## Begin Material supplied

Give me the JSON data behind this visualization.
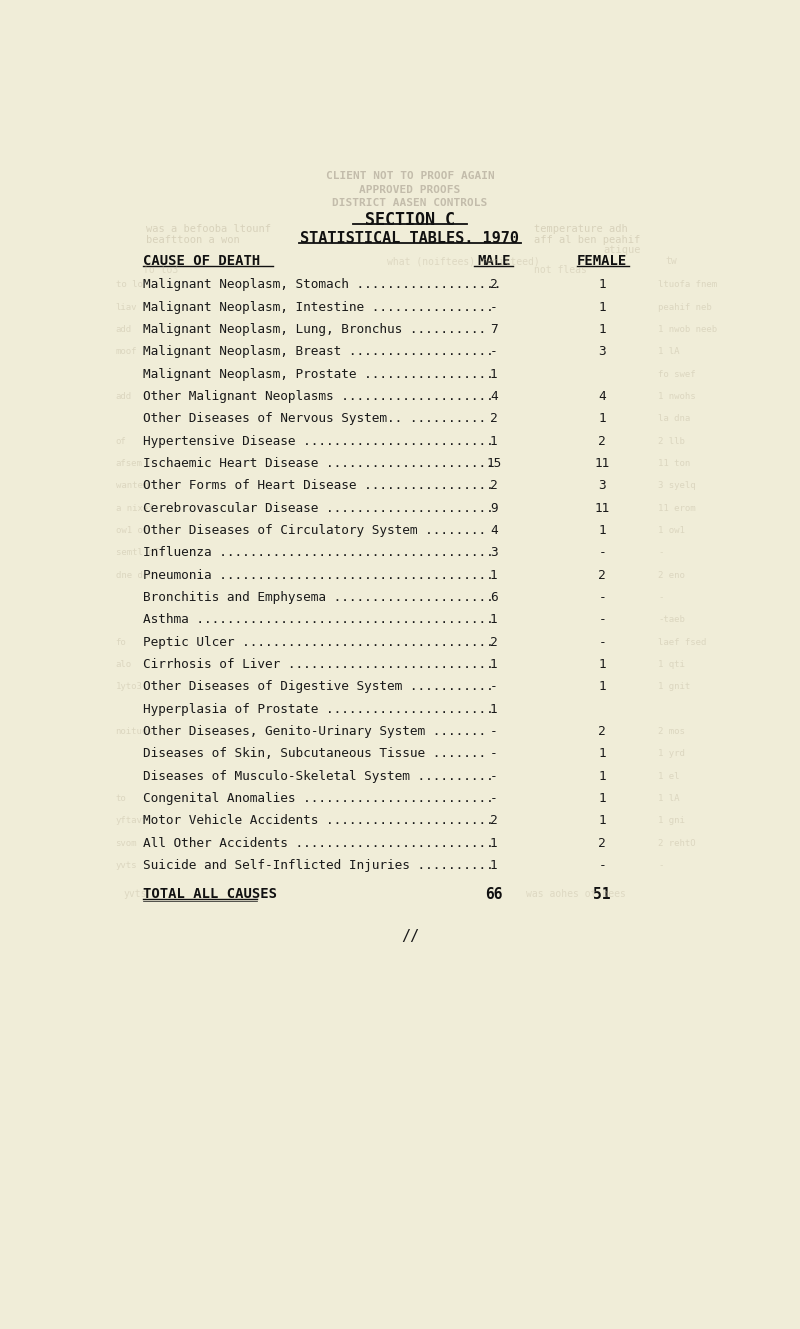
{
  "title1": "SECTION C",
  "title2": "STATISTICAL TABLES. 1970",
  "col_headers": [
    "CAUSE OF DEATH",
    "MALE",
    "FEMALE"
  ],
  "rows": [
    {
      "cause": "Malignant Neoplasm, Stomach ...................",
      "male": "2",
      "female": "1"
    },
    {
      "cause": "Malignant Neoplasm, Intestine ................",
      "male": "-",
      "female": "1"
    },
    {
      "cause": "Malignant Neoplasm, Lung, Bronchus ..........",
      "male": "7",
      "female": "1"
    },
    {
      "cause": "Malignant Neoplasm, Breast ...................",
      "male": "-",
      "female": "3"
    },
    {
      "cause": "Malignant Neoplasm, Prostate .................",
      "male": "1",
      "female": ""
    },
    {
      "cause": "Other Malignant Neoplasms ....................",
      "male": "4",
      "female": "4"
    },
    {
      "cause": "Other Diseases of Nervous System.. ..........",
      "male": "2",
      "female": "1"
    },
    {
      "cause": "Hypertensive Disease .........................",
      "male": "1",
      "female": "2"
    },
    {
      "cause": "Ischaemic Heart Disease ......................",
      "male": "15",
      "female": "11"
    },
    {
      "cause": "Other Forms of Heart Disease .................",
      "male": "2",
      "female": "3"
    },
    {
      "cause": "Cerebrovascular Disease ......................",
      "male": "9",
      "female": "11"
    },
    {
      "cause": "Other Diseases of Circulatory System ........",
      "male": "4",
      "female": "1"
    },
    {
      "cause": "Influenza ....................................",
      "male": "3",
      "female": "-"
    },
    {
      "cause": "Pneumonia ....................................",
      "male": "1",
      "female": "2"
    },
    {
      "cause": "Bronchitis and Emphysema .....................",
      "male": "6",
      "female": "-"
    },
    {
      "cause": "Asthma .......................................",
      "male": "1",
      "female": "-"
    },
    {
      "cause": "Peptic Ulcer .................................",
      "male": "2",
      "female": "-"
    },
    {
      "cause": "Cirrhosis of Liver ...........................",
      "male": "1",
      "female": "1"
    },
    {
      "cause": "Other Diseases of Digestive System ...........",
      "male": "-",
      "female": "1"
    },
    {
      "cause": "Hyperplasia of Prostate ......................",
      "male": "1",
      "female": ""
    },
    {
      "cause": "Other Diseases, Genito-Urinary System .......",
      "male": "-",
      "female": "2"
    },
    {
      "cause": "Diseases of Skin, Subcutaneous Tissue .......",
      "male": "-",
      "female": "1"
    },
    {
      "cause": "Diseases of Musculo-Skeletal System ..........",
      "male": "-",
      "female": "1"
    },
    {
      "cause": "Congenital Anomalies .........................",
      "male": "-",
      "female": "1"
    },
    {
      "cause": "Motor Vehicle Accidents ......................",
      "male": "2",
      "female": "1"
    },
    {
      "cause": "All Other Accidents ..........................",
      "male": "1",
      "female": "2"
    },
    {
      "cause": "Suicide and Self-Inflicted Injuries ..........",
      "male": "1",
      "female": "-"
    }
  ],
  "total_label": "TOTAL ALL CAUSES",
  "total_male": "66",
  "total_female": "51",
  "footer": "//",
  "bg_color": "#f0edd8",
  "text_color": "#1a1a1a",
  "faded_text_color": "#b0a898",
  "ghost_text_color": "#c8c0a8",
  "header_color": "#111111",
  "watermark_lines": [
    "CLIENT NOT TO PROOF AGAIN",
    "APPROVED PROOFS",
    "DISTRICT AASEN CONTROLS"
  ],
  "ghost_lines_left": [
    "was a befooba ltounf",
    "beafttoon a won",
    ""
  ],
  "ghost_lines_right": [
    "temperature adh",
    "aff al ben peahif",
    "atique"
  ]
}
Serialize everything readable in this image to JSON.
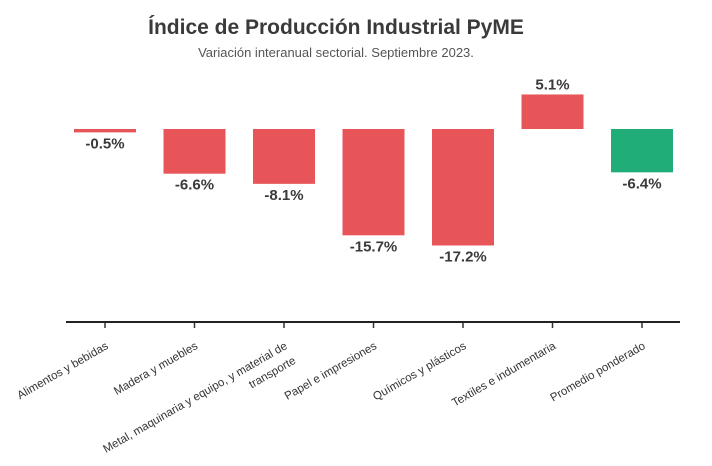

## End Material supplied

Exercise brief: Copy each line of the entries that includes the word "Prostate".

The result:
      "cause": "Malignant Neoplasm, Prostate .................",
      "cause": "Hyperplasia of Prostate ......................",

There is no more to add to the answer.